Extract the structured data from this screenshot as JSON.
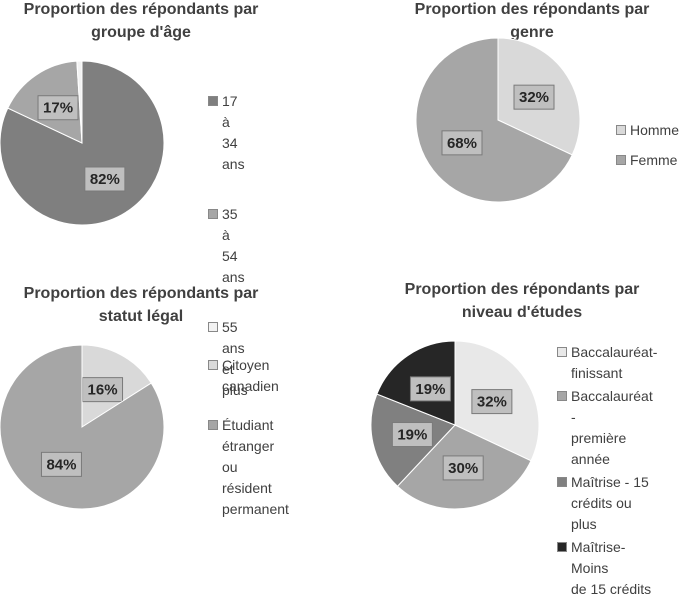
{
  "chart_data": [
    {
      "type": "pie",
      "title": "Proportion des répondants par groupe d'âge",
      "title_lines": [
        "Proportion des répondants par",
        "groupe d'âge"
      ],
      "categories": [
        "17 à 34 ans",
        "35 à 54 ans",
        "55 ans et plus"
      ],
      "values": [
        82,
        17,
        1
      ],
      "data_labels": [
        "82%",
        "17%",
        ""
      ],
      "colors": [
        "#7f7f7f",
        "#a6a6a6",
        "#f2f2f2"
      ],
      "legend": [
        [
          "17 à 34 ans"
        ],
        [
          "35 à 54 ans"
        ],
        [
          "55 ans et",
          "plus"
        ]
      ],
      "legend_position": "right"
    },
    {
      "type": "pie",
      "title": "Proportion des répondants par genre",
      "title_lines": [
        "Proportion des répondants par",
        "genre"
      ],
      "categories": [
        "Homme",
        "Femme"
      ],
      "values": [
        32,
        68
      ],
      "data_labels": [
        "32%",
        "68%"
      ],
      "colors": [
        "#d9d9d9",
        "#a6a6a6"
      ],
      "legend": [
        [
          "Homme"
        ],
        [
          "Femme"
        ]
      ],
      "legend_position": "right"
    },
    {
      "type": "pie",
      "title": "Proportion des répondants par statut légal",
      "title_lines": [
        "Proportion des répondants par",
        "statut légal"
      ],
      "categories": [
        "Citoyen canadien",
        "Étudiant étranger ou résident permanent"
      ],
      "values": [
        16,
        84
      ],
      "data_labels": [
        "16%",
        "84%"
      ],
      "colors": [
        "#d9d9d9",
        "#a6a6a6"
      ],
      "legend": [
        [
          "Citoyen",
          "canadien"
        ],
        [
          "Étudiant",
          "étranger ou",
          "résident",
          "permanent"
        ]
      ],
      "legend_position": "right"
    },
    {
      "type": "pie",
      "title": "Proportion des répondants par niveau d'études",
      "title_lines": [
        "Proportion des répondants par",
        "niveau d'études"
      ],
      "categories": [
        "Baccalauréat-finissant",
        "Baccalauréat - première année",
        "Maîtrise - 15 crédits ou plus",
        "Maîtrise- Moins de 15 crédits"
      ],
      "values": [
        32,
        30,
        19,
        19
      ],
      "data_labels": [
        "32%",
        "30%",
        "19%",
        "19%"
      ],
      "colors": [
        "#e8e8e8",
        "#a6a6a6",
        "#808080",
        "#262626"
      ],
      "legend": [
        [
          "Baccalauréat-",
          "finissant"
        ],
        [
          "Baccalauréat -",
          "première année"
        ],
        [
          "Maîtrise - 15",
          "crédits ou plus"
        ],
        [
          "Maîtrise- Moins",
          "de 15 crédits"
        ]
      ],
      "legend_position": "right"
    }
  ]
}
────────────────────
Goal: Select every line of the records holding the string "année".

Reply:
        "Baccalauréat - première année",
          "première année"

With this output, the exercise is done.